- _Set problem_
Whenever a line contains the string "content", copy it out of the entries.

········

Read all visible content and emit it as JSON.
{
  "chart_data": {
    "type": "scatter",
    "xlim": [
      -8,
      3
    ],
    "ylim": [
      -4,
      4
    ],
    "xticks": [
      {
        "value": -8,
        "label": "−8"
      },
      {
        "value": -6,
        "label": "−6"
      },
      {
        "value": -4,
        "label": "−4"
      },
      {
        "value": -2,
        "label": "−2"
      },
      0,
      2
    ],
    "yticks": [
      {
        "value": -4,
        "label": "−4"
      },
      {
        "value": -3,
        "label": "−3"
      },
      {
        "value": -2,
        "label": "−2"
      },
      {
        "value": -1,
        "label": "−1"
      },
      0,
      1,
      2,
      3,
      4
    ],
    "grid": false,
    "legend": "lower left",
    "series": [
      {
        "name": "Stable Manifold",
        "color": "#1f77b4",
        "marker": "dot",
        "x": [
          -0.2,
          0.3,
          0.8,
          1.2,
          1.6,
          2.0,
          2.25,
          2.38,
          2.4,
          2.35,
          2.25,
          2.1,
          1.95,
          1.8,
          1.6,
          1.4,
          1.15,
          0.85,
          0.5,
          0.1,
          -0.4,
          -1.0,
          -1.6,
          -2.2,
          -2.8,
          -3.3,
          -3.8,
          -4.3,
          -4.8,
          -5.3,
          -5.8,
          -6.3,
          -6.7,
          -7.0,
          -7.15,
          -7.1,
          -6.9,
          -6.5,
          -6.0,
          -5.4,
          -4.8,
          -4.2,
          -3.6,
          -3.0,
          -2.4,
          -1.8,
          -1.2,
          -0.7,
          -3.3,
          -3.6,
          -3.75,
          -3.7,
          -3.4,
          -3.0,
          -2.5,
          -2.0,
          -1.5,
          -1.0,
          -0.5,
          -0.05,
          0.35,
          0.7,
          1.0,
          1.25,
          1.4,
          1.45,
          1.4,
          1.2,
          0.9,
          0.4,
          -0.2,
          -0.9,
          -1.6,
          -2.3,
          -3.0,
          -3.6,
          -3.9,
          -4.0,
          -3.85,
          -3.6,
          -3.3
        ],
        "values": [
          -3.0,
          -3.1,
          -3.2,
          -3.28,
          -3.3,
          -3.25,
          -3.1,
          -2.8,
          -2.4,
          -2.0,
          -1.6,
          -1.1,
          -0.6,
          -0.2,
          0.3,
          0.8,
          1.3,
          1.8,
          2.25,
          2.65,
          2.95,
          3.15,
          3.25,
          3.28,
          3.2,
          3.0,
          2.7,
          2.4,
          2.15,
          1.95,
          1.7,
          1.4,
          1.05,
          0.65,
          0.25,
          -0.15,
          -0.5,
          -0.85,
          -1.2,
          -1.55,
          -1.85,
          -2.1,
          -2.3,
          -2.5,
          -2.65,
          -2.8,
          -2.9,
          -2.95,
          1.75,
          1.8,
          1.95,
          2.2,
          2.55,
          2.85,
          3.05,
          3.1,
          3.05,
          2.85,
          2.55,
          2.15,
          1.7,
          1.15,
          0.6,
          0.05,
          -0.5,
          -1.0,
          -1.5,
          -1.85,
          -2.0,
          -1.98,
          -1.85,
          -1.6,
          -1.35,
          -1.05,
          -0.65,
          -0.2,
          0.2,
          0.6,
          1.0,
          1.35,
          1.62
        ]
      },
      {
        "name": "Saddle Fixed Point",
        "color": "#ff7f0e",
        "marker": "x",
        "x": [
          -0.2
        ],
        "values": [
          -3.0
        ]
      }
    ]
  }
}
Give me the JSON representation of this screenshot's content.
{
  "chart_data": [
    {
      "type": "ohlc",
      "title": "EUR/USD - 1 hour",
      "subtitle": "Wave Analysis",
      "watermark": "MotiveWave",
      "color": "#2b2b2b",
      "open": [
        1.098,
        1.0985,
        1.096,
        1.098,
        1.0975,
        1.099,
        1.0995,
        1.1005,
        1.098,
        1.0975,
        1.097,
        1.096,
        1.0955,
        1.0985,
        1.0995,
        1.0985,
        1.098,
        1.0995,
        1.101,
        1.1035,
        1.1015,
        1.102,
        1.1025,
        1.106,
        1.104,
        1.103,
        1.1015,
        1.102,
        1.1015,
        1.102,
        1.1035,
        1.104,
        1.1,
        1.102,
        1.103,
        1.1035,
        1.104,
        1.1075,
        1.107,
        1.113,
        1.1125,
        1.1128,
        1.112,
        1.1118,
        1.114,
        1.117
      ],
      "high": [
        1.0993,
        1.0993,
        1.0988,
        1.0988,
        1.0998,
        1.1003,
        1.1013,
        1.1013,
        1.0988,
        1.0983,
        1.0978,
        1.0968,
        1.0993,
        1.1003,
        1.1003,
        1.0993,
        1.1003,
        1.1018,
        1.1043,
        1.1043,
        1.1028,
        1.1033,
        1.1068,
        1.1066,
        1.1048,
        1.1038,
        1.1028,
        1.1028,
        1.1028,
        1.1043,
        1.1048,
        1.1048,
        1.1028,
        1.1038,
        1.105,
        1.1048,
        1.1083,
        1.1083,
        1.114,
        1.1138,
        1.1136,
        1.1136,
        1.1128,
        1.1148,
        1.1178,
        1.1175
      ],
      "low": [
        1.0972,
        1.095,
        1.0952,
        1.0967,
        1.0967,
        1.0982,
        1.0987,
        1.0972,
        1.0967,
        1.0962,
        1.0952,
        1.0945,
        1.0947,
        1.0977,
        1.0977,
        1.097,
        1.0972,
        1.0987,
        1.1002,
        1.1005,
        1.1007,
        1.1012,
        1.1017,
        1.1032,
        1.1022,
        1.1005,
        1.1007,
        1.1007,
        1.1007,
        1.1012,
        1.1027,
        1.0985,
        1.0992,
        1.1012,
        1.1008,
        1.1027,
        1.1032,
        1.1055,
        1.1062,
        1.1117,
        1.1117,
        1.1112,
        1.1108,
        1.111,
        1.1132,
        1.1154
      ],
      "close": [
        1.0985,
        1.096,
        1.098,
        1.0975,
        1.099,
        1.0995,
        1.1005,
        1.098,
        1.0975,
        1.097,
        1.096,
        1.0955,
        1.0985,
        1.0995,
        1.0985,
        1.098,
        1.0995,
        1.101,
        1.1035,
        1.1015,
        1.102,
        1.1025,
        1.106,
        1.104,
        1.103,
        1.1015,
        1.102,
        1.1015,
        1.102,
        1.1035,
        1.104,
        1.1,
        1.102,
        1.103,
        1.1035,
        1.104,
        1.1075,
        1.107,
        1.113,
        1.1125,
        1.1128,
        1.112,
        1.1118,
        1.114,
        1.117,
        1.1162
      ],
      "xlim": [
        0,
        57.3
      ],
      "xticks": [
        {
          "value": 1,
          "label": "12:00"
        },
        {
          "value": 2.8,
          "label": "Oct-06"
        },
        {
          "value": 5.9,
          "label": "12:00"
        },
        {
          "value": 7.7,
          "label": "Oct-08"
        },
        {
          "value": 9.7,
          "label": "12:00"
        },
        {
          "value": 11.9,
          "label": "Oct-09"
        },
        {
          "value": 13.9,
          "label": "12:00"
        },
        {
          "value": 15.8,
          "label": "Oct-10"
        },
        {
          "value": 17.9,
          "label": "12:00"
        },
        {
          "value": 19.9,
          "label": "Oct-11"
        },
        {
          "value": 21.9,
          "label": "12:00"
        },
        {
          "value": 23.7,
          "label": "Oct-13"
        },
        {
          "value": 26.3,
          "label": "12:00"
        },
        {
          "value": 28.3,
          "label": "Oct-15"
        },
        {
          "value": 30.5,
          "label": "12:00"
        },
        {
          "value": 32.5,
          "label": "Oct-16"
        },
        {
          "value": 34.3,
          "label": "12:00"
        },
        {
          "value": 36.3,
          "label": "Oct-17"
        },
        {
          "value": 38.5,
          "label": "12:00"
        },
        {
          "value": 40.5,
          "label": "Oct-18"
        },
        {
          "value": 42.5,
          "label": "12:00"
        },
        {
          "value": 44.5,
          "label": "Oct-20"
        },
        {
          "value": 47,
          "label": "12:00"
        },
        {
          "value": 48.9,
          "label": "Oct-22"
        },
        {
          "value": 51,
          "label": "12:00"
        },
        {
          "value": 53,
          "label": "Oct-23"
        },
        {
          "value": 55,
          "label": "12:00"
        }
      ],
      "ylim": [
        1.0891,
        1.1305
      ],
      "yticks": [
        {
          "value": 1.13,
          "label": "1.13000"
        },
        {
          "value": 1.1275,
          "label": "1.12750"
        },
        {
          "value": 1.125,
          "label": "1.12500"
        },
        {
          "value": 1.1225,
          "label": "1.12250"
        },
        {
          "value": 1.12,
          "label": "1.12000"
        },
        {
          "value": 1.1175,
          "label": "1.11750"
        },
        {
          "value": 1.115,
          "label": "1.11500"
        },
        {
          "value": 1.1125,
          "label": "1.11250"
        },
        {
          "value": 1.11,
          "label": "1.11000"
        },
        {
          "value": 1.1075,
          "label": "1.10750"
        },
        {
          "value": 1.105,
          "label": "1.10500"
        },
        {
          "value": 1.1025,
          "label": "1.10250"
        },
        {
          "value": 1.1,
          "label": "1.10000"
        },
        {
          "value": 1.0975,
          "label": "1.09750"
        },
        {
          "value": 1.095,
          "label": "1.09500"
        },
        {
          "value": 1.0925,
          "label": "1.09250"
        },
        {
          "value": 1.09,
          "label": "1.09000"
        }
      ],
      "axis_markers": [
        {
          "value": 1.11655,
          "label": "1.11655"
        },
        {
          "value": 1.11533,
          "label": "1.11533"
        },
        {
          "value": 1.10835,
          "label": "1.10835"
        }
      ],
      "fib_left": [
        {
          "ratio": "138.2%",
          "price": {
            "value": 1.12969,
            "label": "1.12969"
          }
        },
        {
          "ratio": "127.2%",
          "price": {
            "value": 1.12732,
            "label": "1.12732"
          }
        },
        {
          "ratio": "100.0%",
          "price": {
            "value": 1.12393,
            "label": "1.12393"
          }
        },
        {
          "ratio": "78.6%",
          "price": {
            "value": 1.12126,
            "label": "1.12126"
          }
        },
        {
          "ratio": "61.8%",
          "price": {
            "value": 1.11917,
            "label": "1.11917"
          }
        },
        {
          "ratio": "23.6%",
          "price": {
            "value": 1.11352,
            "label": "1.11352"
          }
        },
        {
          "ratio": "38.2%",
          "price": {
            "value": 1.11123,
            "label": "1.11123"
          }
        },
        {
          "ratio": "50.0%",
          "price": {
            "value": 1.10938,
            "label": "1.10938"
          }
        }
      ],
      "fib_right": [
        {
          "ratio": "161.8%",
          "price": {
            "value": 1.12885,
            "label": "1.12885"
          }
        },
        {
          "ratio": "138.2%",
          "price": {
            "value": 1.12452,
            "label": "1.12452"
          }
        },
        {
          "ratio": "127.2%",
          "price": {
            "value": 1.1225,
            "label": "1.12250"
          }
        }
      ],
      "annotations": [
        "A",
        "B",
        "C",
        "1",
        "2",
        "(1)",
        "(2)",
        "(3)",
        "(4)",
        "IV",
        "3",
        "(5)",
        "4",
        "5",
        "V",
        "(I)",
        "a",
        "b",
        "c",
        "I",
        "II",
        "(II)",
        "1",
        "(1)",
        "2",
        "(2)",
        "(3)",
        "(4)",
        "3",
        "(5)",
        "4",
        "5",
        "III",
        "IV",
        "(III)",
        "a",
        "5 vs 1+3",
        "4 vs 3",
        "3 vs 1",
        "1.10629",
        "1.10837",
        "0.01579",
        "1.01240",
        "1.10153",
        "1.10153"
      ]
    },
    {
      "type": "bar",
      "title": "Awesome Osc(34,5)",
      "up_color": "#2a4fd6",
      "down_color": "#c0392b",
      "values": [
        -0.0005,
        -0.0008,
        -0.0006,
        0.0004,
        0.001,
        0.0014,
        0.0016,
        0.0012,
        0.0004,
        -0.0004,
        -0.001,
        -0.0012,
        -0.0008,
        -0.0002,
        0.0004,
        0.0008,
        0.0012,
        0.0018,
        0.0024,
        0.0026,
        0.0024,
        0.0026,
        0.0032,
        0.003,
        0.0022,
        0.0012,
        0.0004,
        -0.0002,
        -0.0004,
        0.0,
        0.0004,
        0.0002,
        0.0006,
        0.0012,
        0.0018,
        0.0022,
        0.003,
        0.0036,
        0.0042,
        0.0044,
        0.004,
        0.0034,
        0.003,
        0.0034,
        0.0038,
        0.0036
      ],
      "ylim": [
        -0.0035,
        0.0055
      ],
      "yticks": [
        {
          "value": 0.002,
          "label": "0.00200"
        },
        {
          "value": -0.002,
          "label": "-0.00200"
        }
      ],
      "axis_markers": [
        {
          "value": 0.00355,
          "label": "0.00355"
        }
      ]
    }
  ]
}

········

- _Solved problem_
Read all visible content and emit it as JSON.
Give me the JSON representation of this screenshot's content.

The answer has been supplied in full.